# Task description:
Repeat the listing in full, exactly as it stands.

# Given records:
=-=-=-=-=

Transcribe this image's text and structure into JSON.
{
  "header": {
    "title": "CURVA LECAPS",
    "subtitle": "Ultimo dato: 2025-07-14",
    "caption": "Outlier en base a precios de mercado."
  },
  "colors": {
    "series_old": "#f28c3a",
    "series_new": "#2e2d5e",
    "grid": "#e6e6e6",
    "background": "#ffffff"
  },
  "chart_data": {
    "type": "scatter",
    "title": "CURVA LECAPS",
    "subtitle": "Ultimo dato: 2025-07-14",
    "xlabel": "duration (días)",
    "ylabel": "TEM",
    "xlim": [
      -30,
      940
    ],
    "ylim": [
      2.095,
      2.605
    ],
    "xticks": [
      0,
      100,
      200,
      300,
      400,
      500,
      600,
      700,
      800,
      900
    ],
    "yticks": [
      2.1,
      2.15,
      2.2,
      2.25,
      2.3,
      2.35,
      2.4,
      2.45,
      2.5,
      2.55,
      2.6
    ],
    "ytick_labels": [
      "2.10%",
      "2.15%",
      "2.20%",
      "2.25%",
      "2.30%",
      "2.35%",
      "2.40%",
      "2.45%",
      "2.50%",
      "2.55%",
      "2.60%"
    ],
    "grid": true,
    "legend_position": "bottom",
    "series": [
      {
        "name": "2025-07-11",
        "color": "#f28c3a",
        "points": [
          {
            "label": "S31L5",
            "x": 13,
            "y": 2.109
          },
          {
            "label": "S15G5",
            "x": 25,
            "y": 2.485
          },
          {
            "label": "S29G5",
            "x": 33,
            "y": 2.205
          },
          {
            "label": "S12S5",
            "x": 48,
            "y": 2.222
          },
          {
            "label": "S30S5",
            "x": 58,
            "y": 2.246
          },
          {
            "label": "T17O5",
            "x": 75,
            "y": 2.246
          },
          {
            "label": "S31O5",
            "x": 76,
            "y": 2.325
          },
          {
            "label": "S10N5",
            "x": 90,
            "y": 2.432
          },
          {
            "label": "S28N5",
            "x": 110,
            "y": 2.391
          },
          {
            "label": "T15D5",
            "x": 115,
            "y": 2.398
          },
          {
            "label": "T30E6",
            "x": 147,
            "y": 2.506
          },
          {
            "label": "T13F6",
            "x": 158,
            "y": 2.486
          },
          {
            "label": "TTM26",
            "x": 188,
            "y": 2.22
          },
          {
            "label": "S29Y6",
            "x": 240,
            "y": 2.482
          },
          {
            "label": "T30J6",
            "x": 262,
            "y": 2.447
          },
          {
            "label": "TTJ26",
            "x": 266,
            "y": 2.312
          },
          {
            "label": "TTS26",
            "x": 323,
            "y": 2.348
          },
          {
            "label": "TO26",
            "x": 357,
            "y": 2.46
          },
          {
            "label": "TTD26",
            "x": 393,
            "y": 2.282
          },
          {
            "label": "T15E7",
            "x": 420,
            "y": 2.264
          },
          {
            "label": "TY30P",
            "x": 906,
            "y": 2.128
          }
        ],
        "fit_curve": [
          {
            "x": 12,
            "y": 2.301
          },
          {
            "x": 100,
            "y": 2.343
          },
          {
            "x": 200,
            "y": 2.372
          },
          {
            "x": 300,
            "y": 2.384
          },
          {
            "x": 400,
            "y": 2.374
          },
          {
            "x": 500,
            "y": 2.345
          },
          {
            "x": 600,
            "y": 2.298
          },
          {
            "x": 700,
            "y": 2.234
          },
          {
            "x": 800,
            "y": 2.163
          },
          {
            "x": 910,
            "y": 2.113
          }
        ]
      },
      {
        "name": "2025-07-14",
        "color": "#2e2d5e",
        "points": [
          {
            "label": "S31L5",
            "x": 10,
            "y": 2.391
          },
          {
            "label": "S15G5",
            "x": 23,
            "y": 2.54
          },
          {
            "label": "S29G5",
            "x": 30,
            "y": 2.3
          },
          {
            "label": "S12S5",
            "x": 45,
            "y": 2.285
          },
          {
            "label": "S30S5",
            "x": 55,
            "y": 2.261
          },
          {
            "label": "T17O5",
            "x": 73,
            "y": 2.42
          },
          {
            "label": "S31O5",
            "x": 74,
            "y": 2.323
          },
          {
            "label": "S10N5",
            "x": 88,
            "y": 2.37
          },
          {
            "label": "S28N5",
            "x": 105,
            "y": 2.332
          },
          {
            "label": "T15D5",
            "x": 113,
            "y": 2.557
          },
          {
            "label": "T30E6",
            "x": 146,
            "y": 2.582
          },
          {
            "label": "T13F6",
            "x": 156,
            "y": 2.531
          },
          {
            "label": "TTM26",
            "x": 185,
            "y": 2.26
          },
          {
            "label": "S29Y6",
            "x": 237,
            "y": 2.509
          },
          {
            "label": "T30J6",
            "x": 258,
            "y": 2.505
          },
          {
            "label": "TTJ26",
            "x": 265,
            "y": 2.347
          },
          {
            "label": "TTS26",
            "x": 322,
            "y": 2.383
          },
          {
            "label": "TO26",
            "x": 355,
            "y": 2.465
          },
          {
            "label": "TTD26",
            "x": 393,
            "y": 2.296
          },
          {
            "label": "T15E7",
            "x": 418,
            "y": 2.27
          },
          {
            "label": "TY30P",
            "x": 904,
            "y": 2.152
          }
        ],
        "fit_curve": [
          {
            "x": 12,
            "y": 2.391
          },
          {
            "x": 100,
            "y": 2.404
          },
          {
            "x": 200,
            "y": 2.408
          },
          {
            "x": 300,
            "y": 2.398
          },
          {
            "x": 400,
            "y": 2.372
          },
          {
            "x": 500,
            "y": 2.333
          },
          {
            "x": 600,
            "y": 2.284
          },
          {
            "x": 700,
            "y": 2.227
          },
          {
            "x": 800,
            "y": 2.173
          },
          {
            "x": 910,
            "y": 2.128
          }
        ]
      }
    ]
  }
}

=-=-=-=-=

# Task output:
Transcribe this image's text and structure into JSON.
{
  "header": {
    "title": "CURVA LECAPS",
    "subtitle": "Ultimo dato: 2025-07-14",
    "caption": "Outlier en base a precios de mercado."
  },
  "colors": {
    "series_old": "#f28c3a",
    "series_new": "#2e2d5e",
    "grid": "#e6e6e6",
    "background": "#ffffff"
  },
  "chart_data": {
    "type": "scatter",
    "title": "CURVA LECAPS",
    "subtitle": "Ultimo dato: 2025-07-14",
    "xlabel": "duration (días)",
    "ylabel": "TEM",
    "xlim": [
      -30,
      940
    ],
    "ylim": [
      2.095,
      2.605
    ],
    "xticks": [
      0,
      100,
      200,
      300,
      400,
      500,
      600,
      700,
      800,
      900
    ],
    "yticks": [
      2.1,
      2.15,
      2.2,
      2.25,
      2.3,
      2.35,
      2.4,
      2.45,
      2.5,
      2.55,
      2.6
    ],
    "ytick_labels": [
      "2.10%",
      "2.15%",
      "2.20%",
      "2.25%",
      "2.30%",
      "2.35%",
      "2.40%",
      "2.45%",
      "2.50%",
      "2.55%",
      "2.60%"
    ],
    "grid": true,
    "legend_position": "bottom",
    "series": [
      {
        "name": "2025-07-11",
        "color": "#f28c3a",
        "points": [
          {
            "label": "S31L5",
            "x": 13,
            "y": 2.109
          },
          {
            "label": "S15G5",
            "x": 25,
            "y": 2.485
          },
          {
            "label": "S29G5",
            "x": 33,
            "y": 2.205
          },
          {
            "label": "S12S5",
            "x": 48,
            "y": 2.222
          },
          {
            "label": "S30S5",
            "x": 58,
            "y": 2.246
          },
          {
            "label": "T17O5",
            "x": 75,
            "y": 2.246
          },
          {
            "label": "S31O5",
            "x": 76,
            "y": 2.325
          },
          {
            "label": "S10N5",
            "x": 90,
            "y": 2.432
          },
          {
            "label": "S28N5",
            "x": 110,
            "y": 2.391
          },
          {
            "label": "T15D5",
            "x": 115,
            "y": 2.398
          },
          {
            "label": "T30E6",
            "x": 147,
            "y": 2.506
          },
          {
            "label": "T13F6",
            "x": 158,
            "y": 2.486
          },
          {
            "label": "TTM26",
            "x": 188,
            "y": 2.22
          },
          {
            "label": "S29Y6",
            "x": 240,
            "y": 2.482
          },
          {
            "label": "T30J6",
            "x": 262,
            "y": 2.447
          },
          {
            "label": "TTJ26",
            "x": 266,
            "y": 2.312
          },
          {
            "label": "TTS26",
            "x": 323,
            "y": 2.348
          },
          {
            "label": "TO26",
            "x": 357,
            "y": 2.46
          },
          {
            "label": "TTD26",
            "x": 393,
            "y": 2.282
          },
          {
            "label": "T15E7",
            "x": 420,
            "y": 2.264
          },
          {
            "label": "TY30P",
            "x": 906,
            "y": 2.128
          }
        ],
        "fit_curve": [
          {
            "x": 12,
            "y": 2.301
          },
          {
            "x": 100,
            "y": 2.343
          },
          {
            "x": 200,
            "y": 2.372
          },
          {
            "x": 300,
            "y": 2.384
          },
          {
            "x": 400,
            "y": 2.374
          },
          {
            "x": 500,
            "y": 2.345
          },
          {
            "x": 600,
            "y": 2.298
          },
          {
            "x": 700,
            "y": 2.234
          },
          {
            "x": 800,
            "y": 2.163
          },
          {
            "x": 910,
            "y": 2.113
          }
        ]
      },
      {
        "name": "2025-07-14",
        "color": "#2e2d5e",
        "points": [
          {
            "label": "S31L5",
            "x": 10,
            "y": 2.391
          },
          {
            "label": "S15G5",
            "x": 23,
            "y": 2.54
          },
          {
            "label": "S29G5",
            "x": 30,
            "y": 2.3
          },
          {
            "label": "S12S5",
            "x": 45,
            "y": 2.285
          },
          {
            "label": "S30S5",
            "x": 55,
            "y": 2.261
          },
          {
            "label": "T17O5",
            "x": 73,
            "y": 2.42
          },
          {
            "label": "S31O5",
            "x": 74,
            "y": 2.323
          },
          {
            "label": "S10N5",
            "x": 88,
            "y": 2.37
          },
          {
            "label": "S28N5",
            "x": 105,
            "y": 2.332
          },
          {
            "label": "T15D5",
            "x": 113,
            "y": 2.557
          },
          {
            "label": "T30E6",
            "x": 146,
            "y": 2.582
          },
          {
            "label": "T13F6",
            "x": 156,
            "y": 2.531
          },
          {
            "label": "TTM26",
            "x": 185,
            "y": 2.26
          },
          {
            "label": "S29Y6",
            "x": 237,
            "y": 2.509
          },
          {
            "label": "T30J6",
            "x": 258,
            "y": 2.505
          },
          {
            "label": "TTJ26",
            "x": 265,
            "y": 2.347
          },
          {
            "label": "TTS26",
            "x": 322,
            "y": 2.383
          },
          {
            "label": "TO26",
            "x": 355,
            "y": 2.465
          },
          {
            "label": "TTD26",
            "x": 393,
            "y": 2.296
          },
          {
            "label": "T15E7",
            "x": 418,
            "y": 2.27
          },
          {
            "label": "TY30P",
            "x": 904,
            "y": 2.152
          }
        ],
        "fit_curve": [
          {
            "x": 12,
            "y": 2.391
          },
          {
            "x": 100,
            "y": 2.404
          },
          {
            "x": 200,
            "y": 2.408
          },
          {
            "x": 300,
            "y": 2.398
          },
          {
            "x": 400,
            "y": 2.372
          },
          {
            "x": 500,
            "y": 2.333
          },
          {
            "x": 600,
            "y": 2.284
          },
          {
            "x": 700,
            "y": 2.227
          },
          {
            "x": 800,
            "y": 2.173
          },
          {
            "x": 910,
            "y": 2.128
          }
        ]
      }
    ]
  }
}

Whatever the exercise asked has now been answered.